"""
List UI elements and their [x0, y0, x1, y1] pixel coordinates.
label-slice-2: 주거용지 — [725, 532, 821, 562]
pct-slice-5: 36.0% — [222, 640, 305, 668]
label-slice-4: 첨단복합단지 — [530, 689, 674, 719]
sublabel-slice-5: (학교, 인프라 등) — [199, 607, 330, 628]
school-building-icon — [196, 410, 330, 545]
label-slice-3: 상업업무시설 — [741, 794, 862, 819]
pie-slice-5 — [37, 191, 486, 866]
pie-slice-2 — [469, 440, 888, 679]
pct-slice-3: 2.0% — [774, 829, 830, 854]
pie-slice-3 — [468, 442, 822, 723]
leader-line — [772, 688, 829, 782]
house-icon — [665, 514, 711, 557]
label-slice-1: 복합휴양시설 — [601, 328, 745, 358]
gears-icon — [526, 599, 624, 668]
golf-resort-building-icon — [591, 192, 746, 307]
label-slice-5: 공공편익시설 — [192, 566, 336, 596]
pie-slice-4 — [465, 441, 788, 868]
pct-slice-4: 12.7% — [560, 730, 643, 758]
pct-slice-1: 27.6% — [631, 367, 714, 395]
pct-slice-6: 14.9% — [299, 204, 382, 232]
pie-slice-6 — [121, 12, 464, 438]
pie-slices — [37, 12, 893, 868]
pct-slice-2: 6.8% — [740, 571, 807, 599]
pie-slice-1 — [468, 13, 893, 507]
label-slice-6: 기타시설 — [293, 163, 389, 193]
"""
Copy the items above word for word, keeping every line in the same order.

List UI elements and their [x0, y0, x1, y1] pixel coordinates.
label-slice-2: 주거용지 — [725, 532, 821, 562]
pct-slice-5: 36.0% — [222, 640, 305, 668]
label-slice-4: 첨단복합단지 — [530, 689, 674, 719]
sublabel-slice-5: (학교, 인프라 등) — [199, 607, 330, 628]
school-building-icon — [196, 410, 330, 545]
label-slice-3: 상업업무시설 — [741, 794, 862, 819]
pie-slice-5 — [37, 191, 486, 866]
pie-slice-2 — [469, 440, 888, 679]
pct-slice-3: 2.0% — [774, 829, 830, 854]
pie-slice-3 — [468, 442, 822, 723]
leader-line — [772, 688, 829, 782]
house-icon — [665, 514, 711, 557]
label-slice-1: 복합휴양시설 — [601, 328, 745, 358]
gears-icon — [526, 599, 624, 668]
golf-resort-building-icon — [591, 192, 746, 307]
label-slice-5: 공공편익시설 — [192, 566, 336, 596]
pie-slice-4 — [465, 441, 788, 868]
pct-slice-4: 12.7% — [560, 730, 643, 758]
pct-slice-1: 27.6% — [631, 367, 714, 395]
pct-slice-6: 14.9% — [299, 204, 382, 232]
pie-slice-6 — [121, 12, 464, 438]
pie-slices — [37, 12, 893, 868]
pct-slice-2: 6.8% — [740, 571, 807, 599]
pie-slice-1 — [468, 13, 893, 507]
label-slice-6: 기타시설 — [293, 163, 389, 193]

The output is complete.